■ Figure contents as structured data
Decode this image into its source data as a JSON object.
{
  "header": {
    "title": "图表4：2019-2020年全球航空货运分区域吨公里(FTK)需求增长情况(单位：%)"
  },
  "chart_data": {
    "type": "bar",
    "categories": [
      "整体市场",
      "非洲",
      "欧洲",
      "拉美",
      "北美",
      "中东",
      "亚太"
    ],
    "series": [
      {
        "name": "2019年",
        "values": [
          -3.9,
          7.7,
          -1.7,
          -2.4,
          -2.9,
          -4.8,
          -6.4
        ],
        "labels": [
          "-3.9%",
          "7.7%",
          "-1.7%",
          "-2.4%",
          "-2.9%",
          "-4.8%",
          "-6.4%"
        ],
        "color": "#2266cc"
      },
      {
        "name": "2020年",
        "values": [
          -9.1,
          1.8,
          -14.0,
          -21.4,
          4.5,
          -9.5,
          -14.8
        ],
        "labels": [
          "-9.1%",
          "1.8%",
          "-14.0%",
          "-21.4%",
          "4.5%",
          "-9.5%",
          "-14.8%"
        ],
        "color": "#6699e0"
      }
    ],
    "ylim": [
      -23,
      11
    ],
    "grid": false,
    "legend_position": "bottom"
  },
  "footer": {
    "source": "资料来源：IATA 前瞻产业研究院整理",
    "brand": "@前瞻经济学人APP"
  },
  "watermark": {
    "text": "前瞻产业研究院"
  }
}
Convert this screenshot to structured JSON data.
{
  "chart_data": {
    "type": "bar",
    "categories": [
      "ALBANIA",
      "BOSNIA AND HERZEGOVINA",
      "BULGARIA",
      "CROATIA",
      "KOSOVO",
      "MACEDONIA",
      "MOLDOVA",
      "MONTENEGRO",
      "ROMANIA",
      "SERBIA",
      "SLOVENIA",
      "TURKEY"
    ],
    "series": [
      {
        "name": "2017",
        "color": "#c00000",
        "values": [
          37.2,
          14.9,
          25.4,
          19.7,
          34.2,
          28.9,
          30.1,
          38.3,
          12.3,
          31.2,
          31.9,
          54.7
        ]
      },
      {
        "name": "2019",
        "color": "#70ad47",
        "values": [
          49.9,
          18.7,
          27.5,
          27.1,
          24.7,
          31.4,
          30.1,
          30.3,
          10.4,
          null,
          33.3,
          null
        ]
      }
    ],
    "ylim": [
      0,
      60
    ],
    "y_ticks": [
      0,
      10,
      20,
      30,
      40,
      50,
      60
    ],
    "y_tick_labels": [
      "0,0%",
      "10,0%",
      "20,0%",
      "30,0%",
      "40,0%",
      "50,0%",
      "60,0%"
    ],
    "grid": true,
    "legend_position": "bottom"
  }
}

■ What needs to be done
In the material above, find each line that contains the word "color", and select it.

■ The completed task
        "color": "#2266cc"
        "color": "#6699e0"
        "color": "#c00000",
        "color": "#70ad47",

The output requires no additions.